The records underneath are to be printed in full and exactly, with no pictures carried over.
▬▬▬▬▬▬▬▬▬▬
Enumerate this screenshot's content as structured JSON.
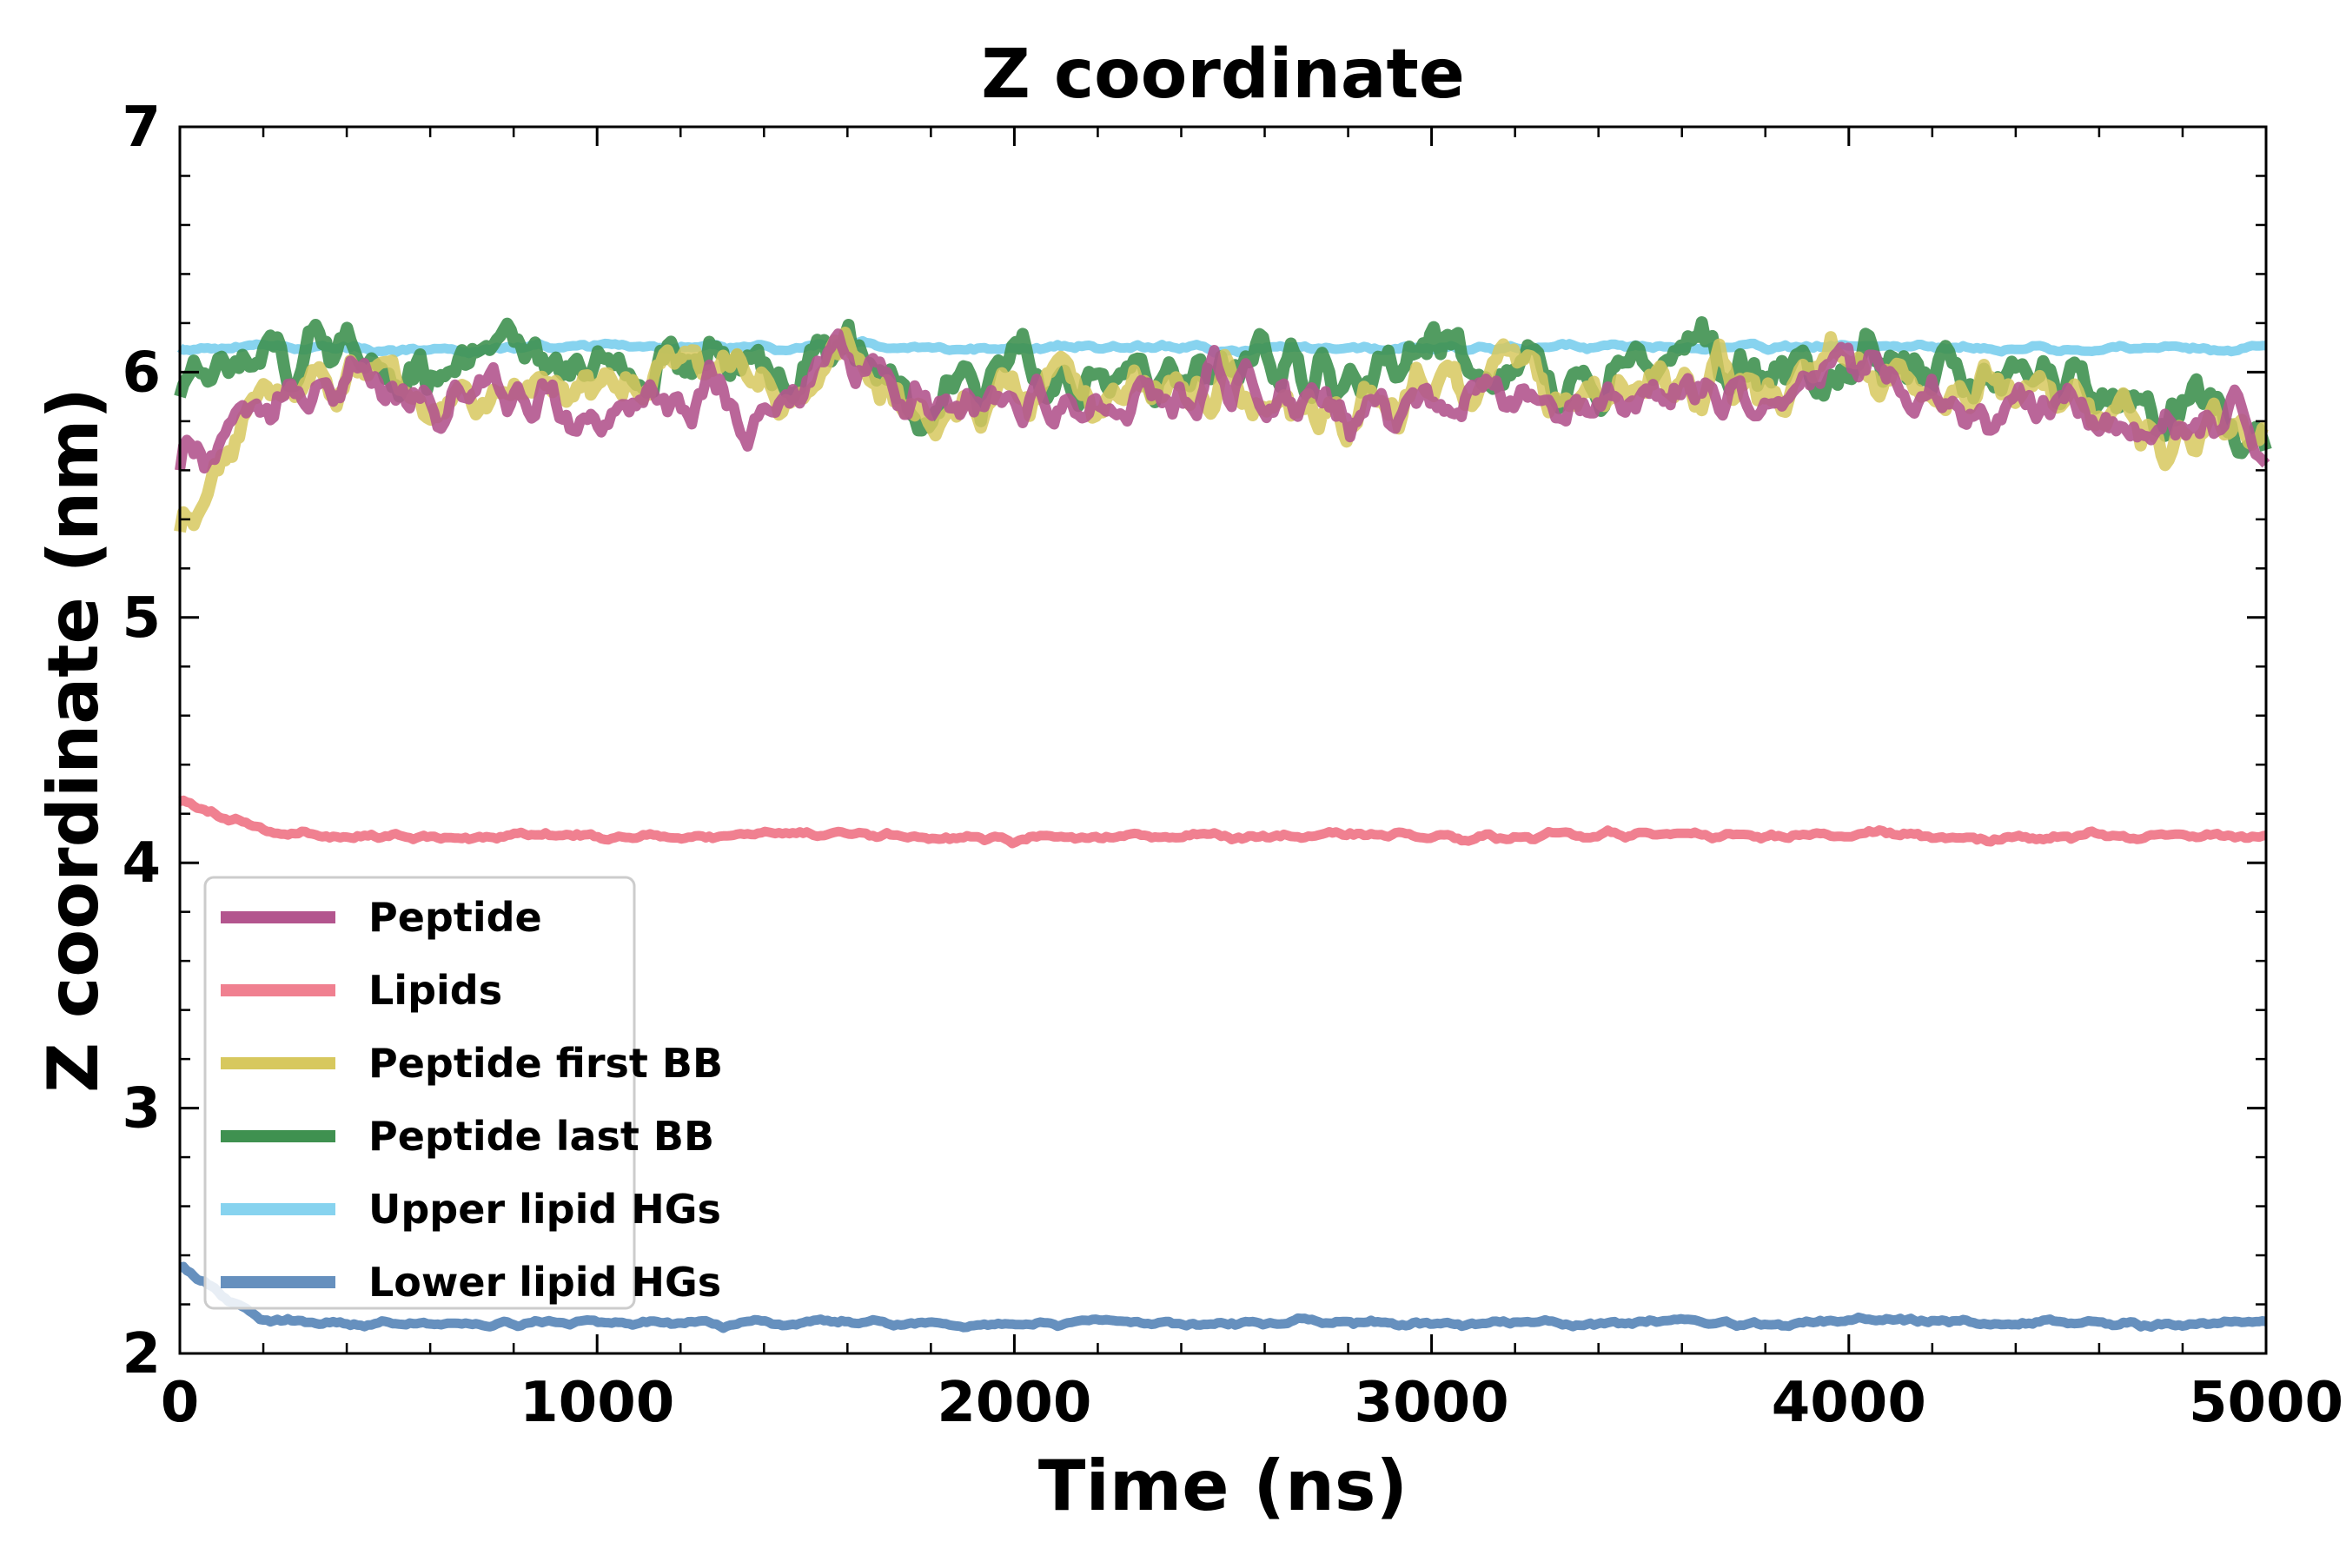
{
  "chart_data": {
    "type": "line",
    "title": "Z coordinate",
    "xlabel": "Time (ns)",
    "ylabel": "Z coordinate (nm)",
    "xlim": [
      0,
      5000
    ],
    "ylim": [
      2,
      7
    ],
    "xticks": [
      0,
      1000,
      2000,
      3000,
      4000,
      5000
    ],
    "yticks": [
      2,
      3,
      4,
      5,
      6,
      7
    ],
    "grid": false,
    "legend_position": "lower-left",
    "series": [
      {
        "name": "Peptide",
        "color": "#b3558e",
        "x": [
          0,
          200,
          400,
          600,
          800,
          1000,
          1200,
          1400,
          1600,
          1800,
          2000,
          2200,
          2400,
          2600,
          2800,
          3000,
          3200,
          3400,
          3600,
          3800,
          4000,
          4200,
          4400,
          4600,
          4800,
          5000
        ],
        "values": [
          5.6,
          5.85,
          6.05,
          5.8,
          5.95,
          5.85,
          5.95,
          5.85,
          6.0,
          5.8,
          5.9,
          5.85,
          5.9,
          5.95,
          5.8,
          5.9,
          5.95,
          5.8,
          5.95,
          5.85,
          6.0,
          5.85,
          5.9,
          5.8,
          5.75,
          5.75
        ]
      },
      {
        "name": "Lipids",
        "color": "#f08090",
        "x": [
          0,
          200,
          400,
          600,
          800,
          1000,
          1200,
          1400,
          1600,
          1800,
          2000,
          2200,
          2400,
          2600,
          2800,
          3000,
          3200,
          3400,
          3600,
          3800,
          4000,
          4200,
          4400,
          4600,
          4800,
          5000
        ],
        "values": [
          4.25,
          4.12,
          4.11,
          4.1,
          4.11,
          4.12,
          4.1,
          4.11,
          4.12,
          4.11,
          4.1,
          4.11,
          4.1,
          4.11,
          4.12,
          4.11,
          4.1,
          4.11,
          4.12,
          4.11,
          4.13,
          4.11,
          4.1,
          4.11,
          4.11,
          4.1
        ]
      },
      {
        "name": "Peptide first BB",
        "color": "#d7c85e",
        "x": [
          0,
          200,
          400,
          600,
          800,
          1000,
          1200,
          1400,
          1600,
          1800,
          2000,
          2200,
          2400,
          2600,
          2800,
          3000,
          3200,
          3400,
          3600,
          3800,
          4000,
          4200,
          4400,
          4600,
          4800,
          5000
        ],
        "values": [
          5.35,
          5.9,
          6.0,
          5.85,
          5.95,
          5.9,
          6.0,
          5.9,
          6.05,
          5.85,
          5.95,
          5.9,
          5.95,
          5.9,
          5.85,
          5.95,
          6.0,
          5.85,
          6.0,
          5.9,
          6.05,
          5.9,
          5.95,
          5.85,
          5.7,
          5.75
        ]
      },
      {
        "name": "Peptide last BB",
        "color": "#3f9150",
        "x": [
          0,
          200,
          400,
          600,
          800,
          1000,
          1200,
          1400,
          1600,
          1800,
          2000,
          2200,
          2400,
          2600,
          2800,
          3000,
          3200,
          3400,
          3600,
          3800,
          4000,
          4200,
          4400,
          4600,
          4800,
          5000
        ],
        "values": [
          5.9,
          6.0,
          6.15,
          5.95,
          6.1,
          5.95,
          6.1,
          6.0,
          6.1,
          5.9,
          6.05,
          5.95,
          6.0,
          6.05,
          5.9,
          6.05,
          6.05,
          5.95,
          6.1,
          5.95,
          6.1,
          5.95,
          6.05,
          5.9,
          5.8,
          5.75
        ]
      },
      {
        "name": "Upper lipid HGs",
        "color": "#87d3ef",
        "x": [
          0,
          200,
          400,
          600,
          800,
          1000,
          1200,
          1400,
          1600,
          1800,
          2000,
          2200,
          2400,
          2600,
          2800,
          3000,
          3200,
          3400,
          3600,
          3800,
          4000,
          4200,
          4400,
          4600,
          4800,
          5000
        ],
        "values": [
          6.1,
          6.1,
          6.1,
          6.09,
          6.1,
          6.11,
          6.1,
          6.1,
          6.11,
          6.1,
          6.1,
          6.1,
          6.1,
          6.09,
          6.1,
          6.1,
          6.1,
          6.11,
          6.1,
          6.1,
          6.11,
          6.1,
          6.1,
          6.1,
          6.1,
          6.09
        ]
      },
      {
        "name": "Lower lipid HGs",
        "color": "#6690be",
        "x": [
          0,
          200,
          400,
          600,
          800,
          1000,
          1200,
          1400,
          1600,
          1800,
          2000,
          2200,
          2400,
          2600,
          2800,
          3000,
          3200,
          3400,
          3600,
          3800,
          4000,
          4200,
          4400,
          4600,
          4800,
          5000
        ],
        "values": [
          2.35,
          2.13,
          2.12,
          2.12,
          2.12,
          2.13,
          2.12,
          2.12,
          2.13,
          2.12,
          2.12,
          2.13,
          2.12,
          2.12,
          2.13,
          2.12,
          2.13,
          2.12,
          2.13,
          2.12,
          2.14,
          2.13,
          2.12,
          2.12,
          2.12,
          2.12
        ]
      }
    ]
  }
}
▬▬▬▬▬▬▬▬▬▬
Task response
Enumerate this screenshot's content as structured JSON.
{
  "chart_data": {
    "type": "line",
    "title": "Z coordinate",
    "xlabel": "Time (ns)",
    "ylabel": "Z coordinate (nm)",
    "xlim": [
      0,
      5000
    ],
    "ylim": [
      2,
      7
    ],
    "xticks": [
      0,
      1000,
      2000,
      3000,
      4000,
      5000
    ],
    "yticks": [
      2,
      3,
      4,
      5,
      6,
      7
    ],
    "grid": false,
    "legend_position": "lower-left",
    "series": [
      {
        "name": "Peptide",
        "color": "#b3558e",
        "x": [
          0,
          200,
          400,
          600,
          800,
          1000,
          1200,
          1400,
          1600,
          1800,
          2000,
          2200,
          2400,
          2600,
          2800,
          3000,
          3200,
          3400,
          3600,
          3800,
          4000,
          4200,
          4400,
          4600,
          4800,
          5000
        ],
        "values": [
          5.6,
          5.85,
          6.05,
          5.8,
          5.95,
          5.85,
          5.95,
          5.85,
          6.0,
          5.8,
          5.9,
          5.85,
          5.9,
          5.95,
          5.8,
          5.9,
          5.95,
          5.8,
          5.95,
          5.85,
          6.0,
          5.85,
          5.9,
          5.8,
          5.75,
          5.75
        ]
      },
      {
        "name": "Lipids",
        "color": "#f08090",
        "x": [
          0,
          200,
          400,
          600,
          800,
          1000,
          1200,
          1400,
          1600,
          1800,
          2000,
          2200,
          2400,
          2600,
          2800,
          3000,
          3200,
          3400,
          3600,
          3800,
          4000,
          4200,
          4400,
          4600,
          4800,
          5000
        ],
        "values": [
          4.25,
          4.12,
          4.11,
          4.1,
          4.11,
          4.12,
          4.1,
          4.11,
          4.12,
          4.11,
          4.1,
          4.11,
          4.1,
          4.11,
          4.12,
          4.11,
          4.1,
          4.11,
          4.12,
          4.11,
          4.13,
          4.11,
          4.1,
          4.11,
          4.11,
          4.1
        ]
      },
      {
        "name": "Peptide first BB",
        "color": "#d7c85e",
        "x": [
          0,
          200,
          400,
          600,
          800,
          1000,
          1200,
          1400,
          1600,
          1800,
          2000,
          2200,
          2400,
          2600,
          2800,
          3000,
          3200,
          3400,
          3600,
          3800,
          4000,
          4200,
          4400,
          4600,
          4800,
          5000
        ],
        "values": [
          5.35,
          5.9,
          6.0,
          5.85,
          5.95,
          5.9,
          6.0,
          5.9,
          6.05,
          5.85,
          5.95,
          5.9,
          5.95,
          5.9,
          5.85,
          5.95,
          6.0,
          5.85,
          6.0,
          5.9,
          6.05,
          5.9,
          5.95,
          5.85,
          5.7,
          5.75
        ]
      },
      {
        "name": "Peptide last BB",
        "color": "#3f9150",
        "x": [
          0,
          200,
          400,
          600,
          800,
          1000,
          1200,
          1400,
          1600,
          1800,
          2000,
          2200,
          2400,
          2600,
          2800,
          3000,
          3200,
          3400,
          3600,
          3800,
          4000,
          4200,
          4400,
          4600,
          4800,
          5000
        ],
        "values": [
          5.9,
          6.0,
          6.15,
          5.95,
          6.1,
          5.95,
          6.1,
          6.0,
          6.1,
          5.9,
          6.05,
          5.95,
          6.0,
          6.05,
          5.9,
          6.05,
          6.05,
          5.95,
          6.1,
          5.95,
          6.1,
          5.95,
          6.05,
          5.9,
          5.8,
          5.75
        ]
      },
      {
        "name": "Upper lipid HGs",
        "color": "#87d3ef",
        "x": [
          0,
          200,
          400,
          600,
          800,
          1000,
          1200,
          1400,
          1600,
          1800,
          2000,
          2200,
          2400,
          2600,
          2800,
          3000,
          3200,
          3400,
          3600,
          3800,
          4000,
          4200,
          4400,
          4600,
          4800,
          5000
        ],
        "values": [
          6.1,
          6.1,
          6.1,
          6.09,
          6.1,
          6.11,
          6.1,
          6.1,
          6.11,
          6.1,
          6.1,
          6.1,
          6.1,
          6.09,
          6.1,
          6.1,
          6.1,
          6.11,
          6.1,
          6.1,
          6.11,
          6.1,
          6.1,
          6.1,
          6.1,
          6.09
        ]
      },
      {
        "name": "Lower lipid HGs",
        "color": "#6690be",
        "x": [
          0,
          200,
          400,
          600,
          800,
          1000,
          1200,
          1400,
          1600,
          1800,
          2000,
          2200,
          2400,
          2600,
          2800,
          3000,
          3200,
          3400,
          3600,
          3800,
          4000,
          4200,
          4400,
          4600,
          4800,
          5000
        ],
        "values": [
          2.35,
          2.13,
          2.12,
          2.12,
          2.12,
          2.13,
          2.12,
          2.12,
          2.13,
          2.12,
          2.12,
          2.13,
          2.12,
          2.12,
          2.13,
          2.12,
          2.13,
          2.12,
          2.13,
          2.12,
          2.14,
          2.13,
          2.12,
          2.12,
          2.12,
          2.12
        ]
      }
    ]
  }
}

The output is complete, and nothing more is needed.